- To be done
Spot every line with the word "text" and return it.

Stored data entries
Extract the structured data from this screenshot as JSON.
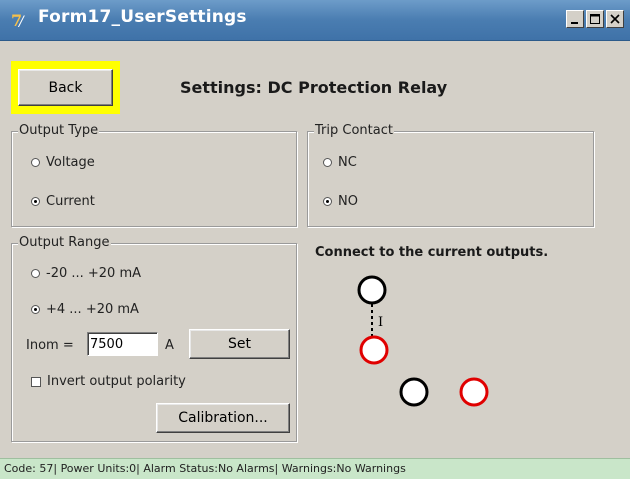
{
  "window": {
    "title": "Form17_UserSettings",
    "icon": "app-logo-icon",
    "buttons": {
      "minimize": "minimize-icon",
      "maximize": "maximize-icon",
      "close": "close-icon"
    }
  },
  "header": {
    "back_label": "Back",
    "title": "Settings: DC Protection Relay"
  },
  "output_type": {
    "title": "Output Type",
    "options": [
      {
        "label": "Voltage",
        "selected": false
      },
      {
        "label": "Current",
        "selected": true
      }
    ]
  },
  "trip_contact": {
    "title": "Trip Contact",
    "options": [
      {
        "label": "NC",
        "selected": false
      },
      {
        "label": "NO",
        "selected": true
      }
    ]
  },
  "output_range": {
    "title": "Output Range",
    "options": [
      {
        "label": "-20 ... +20 mA",
        "selected": false
      },
      {
        "label": "+4 ... +20 mA",
        "selected": true
      }
    ],
    "inom_label": "Inom =",
    "inom_value": "7500",
    "inom_unit": "A",
    "set_label": "Set",
    "invert_label": "Invert output polarity",
    "invert_checked": false,
    "calibration_label": "Calibration..."
  },
  "connection": {
    "text": "Connect to the current outputs.",
    "current_symbol": "I"
  },
  "status_bar": {
    "text": "Code: 57| Power Units:0| Alarm Status:No Alarms| Warnings:No Warnings"
  },
  "colors": {
    "titlebar": "#4a7db1",
    "highlight": "#ffff00",
    "status_bar": "#c9e6c9",
    "terminal_red": "#e00000",
    "terminal_black": "#000000"
  }
}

- Right answer
    "text": "Connect to the current outputs.",
    "text": "Code: 57| Power Units:0| Alarm Status:No Alarms| Warnings:No Warnings"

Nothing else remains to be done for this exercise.